(Stored items from a collection)
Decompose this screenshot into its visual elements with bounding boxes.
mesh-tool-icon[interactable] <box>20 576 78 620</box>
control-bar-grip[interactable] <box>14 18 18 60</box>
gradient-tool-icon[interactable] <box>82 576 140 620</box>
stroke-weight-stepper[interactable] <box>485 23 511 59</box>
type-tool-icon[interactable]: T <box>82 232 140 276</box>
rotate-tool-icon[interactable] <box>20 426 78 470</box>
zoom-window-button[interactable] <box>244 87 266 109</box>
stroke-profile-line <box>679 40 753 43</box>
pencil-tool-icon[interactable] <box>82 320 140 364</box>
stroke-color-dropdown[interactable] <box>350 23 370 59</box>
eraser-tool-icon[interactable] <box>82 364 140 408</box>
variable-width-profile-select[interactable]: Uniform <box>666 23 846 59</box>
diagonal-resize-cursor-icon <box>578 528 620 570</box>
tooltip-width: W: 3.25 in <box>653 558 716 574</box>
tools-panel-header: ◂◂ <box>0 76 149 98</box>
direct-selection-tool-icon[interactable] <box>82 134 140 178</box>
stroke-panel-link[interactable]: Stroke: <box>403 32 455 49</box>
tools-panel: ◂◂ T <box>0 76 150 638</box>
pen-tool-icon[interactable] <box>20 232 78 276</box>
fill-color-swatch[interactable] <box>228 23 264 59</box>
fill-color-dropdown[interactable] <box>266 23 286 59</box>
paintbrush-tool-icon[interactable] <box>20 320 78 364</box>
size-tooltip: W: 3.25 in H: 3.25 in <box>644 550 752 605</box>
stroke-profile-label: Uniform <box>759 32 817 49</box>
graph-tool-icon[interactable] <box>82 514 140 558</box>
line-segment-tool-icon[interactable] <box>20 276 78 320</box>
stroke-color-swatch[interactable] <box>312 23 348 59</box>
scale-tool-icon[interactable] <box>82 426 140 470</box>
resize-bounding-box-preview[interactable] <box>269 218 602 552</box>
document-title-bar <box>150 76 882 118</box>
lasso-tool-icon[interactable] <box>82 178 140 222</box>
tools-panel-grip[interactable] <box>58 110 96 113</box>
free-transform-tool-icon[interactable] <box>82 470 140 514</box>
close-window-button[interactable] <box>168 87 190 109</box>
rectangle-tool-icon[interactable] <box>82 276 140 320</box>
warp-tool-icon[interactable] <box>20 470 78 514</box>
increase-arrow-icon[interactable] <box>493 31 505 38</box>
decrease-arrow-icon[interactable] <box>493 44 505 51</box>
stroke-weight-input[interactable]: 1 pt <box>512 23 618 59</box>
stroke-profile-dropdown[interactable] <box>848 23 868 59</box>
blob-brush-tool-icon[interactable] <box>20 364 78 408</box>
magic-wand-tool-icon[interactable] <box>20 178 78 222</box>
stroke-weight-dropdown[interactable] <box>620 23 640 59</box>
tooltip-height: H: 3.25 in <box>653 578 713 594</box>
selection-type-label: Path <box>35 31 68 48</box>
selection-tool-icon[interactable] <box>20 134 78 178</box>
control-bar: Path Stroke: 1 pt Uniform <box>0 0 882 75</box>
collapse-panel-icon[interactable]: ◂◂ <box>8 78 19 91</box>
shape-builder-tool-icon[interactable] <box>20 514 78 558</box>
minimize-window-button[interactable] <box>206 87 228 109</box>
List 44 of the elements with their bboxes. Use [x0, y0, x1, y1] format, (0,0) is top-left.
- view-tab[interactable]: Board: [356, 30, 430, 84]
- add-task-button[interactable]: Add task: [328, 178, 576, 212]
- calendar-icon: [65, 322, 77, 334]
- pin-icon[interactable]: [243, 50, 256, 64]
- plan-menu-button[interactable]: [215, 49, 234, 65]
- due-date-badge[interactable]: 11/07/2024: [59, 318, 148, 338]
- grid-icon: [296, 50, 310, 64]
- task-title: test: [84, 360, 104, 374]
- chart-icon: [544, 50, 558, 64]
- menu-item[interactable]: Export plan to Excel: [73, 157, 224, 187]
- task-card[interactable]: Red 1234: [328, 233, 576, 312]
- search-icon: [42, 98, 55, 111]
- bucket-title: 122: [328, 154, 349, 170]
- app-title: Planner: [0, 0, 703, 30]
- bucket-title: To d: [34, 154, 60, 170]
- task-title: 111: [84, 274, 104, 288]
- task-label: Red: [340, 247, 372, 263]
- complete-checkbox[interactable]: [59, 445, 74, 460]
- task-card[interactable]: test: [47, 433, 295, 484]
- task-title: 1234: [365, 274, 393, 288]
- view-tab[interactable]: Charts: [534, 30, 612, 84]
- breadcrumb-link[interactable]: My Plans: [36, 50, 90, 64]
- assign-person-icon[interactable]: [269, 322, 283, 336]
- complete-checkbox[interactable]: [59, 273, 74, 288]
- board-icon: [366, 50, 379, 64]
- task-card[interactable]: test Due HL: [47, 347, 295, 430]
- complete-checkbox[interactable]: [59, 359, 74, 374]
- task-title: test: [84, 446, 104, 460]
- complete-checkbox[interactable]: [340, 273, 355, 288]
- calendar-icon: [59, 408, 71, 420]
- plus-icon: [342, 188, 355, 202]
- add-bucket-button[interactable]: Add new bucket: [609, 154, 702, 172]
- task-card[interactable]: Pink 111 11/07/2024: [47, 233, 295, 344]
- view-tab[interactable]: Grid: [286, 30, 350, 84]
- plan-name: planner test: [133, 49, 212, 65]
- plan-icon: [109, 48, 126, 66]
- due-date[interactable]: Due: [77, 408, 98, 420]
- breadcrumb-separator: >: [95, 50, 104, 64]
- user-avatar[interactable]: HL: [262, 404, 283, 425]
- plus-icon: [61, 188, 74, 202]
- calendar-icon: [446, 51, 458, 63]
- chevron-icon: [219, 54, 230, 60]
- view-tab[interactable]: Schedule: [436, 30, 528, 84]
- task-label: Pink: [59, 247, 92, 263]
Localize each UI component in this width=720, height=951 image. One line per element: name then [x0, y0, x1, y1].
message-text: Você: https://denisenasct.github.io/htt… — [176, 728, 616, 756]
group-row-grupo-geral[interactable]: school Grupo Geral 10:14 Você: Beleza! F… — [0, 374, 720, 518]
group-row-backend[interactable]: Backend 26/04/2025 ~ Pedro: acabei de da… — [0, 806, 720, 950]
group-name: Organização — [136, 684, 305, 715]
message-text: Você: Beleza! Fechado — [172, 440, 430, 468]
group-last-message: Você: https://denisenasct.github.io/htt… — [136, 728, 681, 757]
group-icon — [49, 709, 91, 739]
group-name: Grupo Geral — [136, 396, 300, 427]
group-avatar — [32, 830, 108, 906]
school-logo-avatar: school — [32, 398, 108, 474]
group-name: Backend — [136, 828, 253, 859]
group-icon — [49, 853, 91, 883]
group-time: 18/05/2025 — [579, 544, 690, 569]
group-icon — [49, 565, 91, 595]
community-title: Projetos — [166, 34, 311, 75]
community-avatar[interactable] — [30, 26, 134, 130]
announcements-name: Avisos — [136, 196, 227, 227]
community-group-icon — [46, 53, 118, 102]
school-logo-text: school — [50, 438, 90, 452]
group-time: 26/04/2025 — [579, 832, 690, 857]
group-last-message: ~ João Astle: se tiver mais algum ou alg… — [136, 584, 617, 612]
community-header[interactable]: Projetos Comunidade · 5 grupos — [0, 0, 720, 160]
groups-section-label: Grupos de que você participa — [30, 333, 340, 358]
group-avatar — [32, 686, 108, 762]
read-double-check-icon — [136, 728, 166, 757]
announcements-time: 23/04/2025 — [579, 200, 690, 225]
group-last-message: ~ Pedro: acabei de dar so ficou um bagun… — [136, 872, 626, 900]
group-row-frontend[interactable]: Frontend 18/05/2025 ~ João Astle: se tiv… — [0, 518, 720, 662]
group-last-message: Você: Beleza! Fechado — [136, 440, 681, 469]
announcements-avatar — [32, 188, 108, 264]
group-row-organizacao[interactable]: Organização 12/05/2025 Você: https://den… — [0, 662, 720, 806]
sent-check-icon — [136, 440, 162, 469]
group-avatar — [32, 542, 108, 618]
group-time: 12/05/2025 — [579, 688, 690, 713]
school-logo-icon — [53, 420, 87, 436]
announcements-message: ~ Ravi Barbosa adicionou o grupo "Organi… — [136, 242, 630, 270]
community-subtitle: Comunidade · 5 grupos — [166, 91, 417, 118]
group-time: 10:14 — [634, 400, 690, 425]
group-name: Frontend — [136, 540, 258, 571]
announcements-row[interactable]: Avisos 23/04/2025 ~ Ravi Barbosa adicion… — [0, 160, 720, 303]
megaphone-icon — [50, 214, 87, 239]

§ **GOAL**: Rewrite the items from the start through the line containing "variable-width-profile-select[interactable]: Uniform <box>666", substituting "clickable" for every "interactable" and leaving everything else unchanged.

§ **OUTPUT FOR THIS TASK**:
Decompose this screenshot into its visual elements with bounding boxes.
mesh-tool-icon[clickable] <box>20 576 78 620</box>
control-bar-grip[clickable] <box>14 18 18 60</box>
gradient-tool-icon[clickable] <box>82 576 140 620</box>
stroke-weight-stepper[clickable] <box>485 23 511 59</box>
type-tool-icon[clickable]: T <box>82 232 140 276</box>
rotate-tool-icon[clickable] <box>20 426 78 470</box>
zoom-window-button[clickable] <box>244 87 266 109</box>
stroke-profile-line <box>679 40 753 43</box>
pencil-tool-icon[clickable] <box>82 320 140 364</box>
stroke-color-dropdown[clickable] <box>350 23 370 59</box>
eraser-tool-icon[clickable] <box>82 364 140 408</box>
variable-width-profile-select[clickable]: Uniform <box>666 23 846 59</box>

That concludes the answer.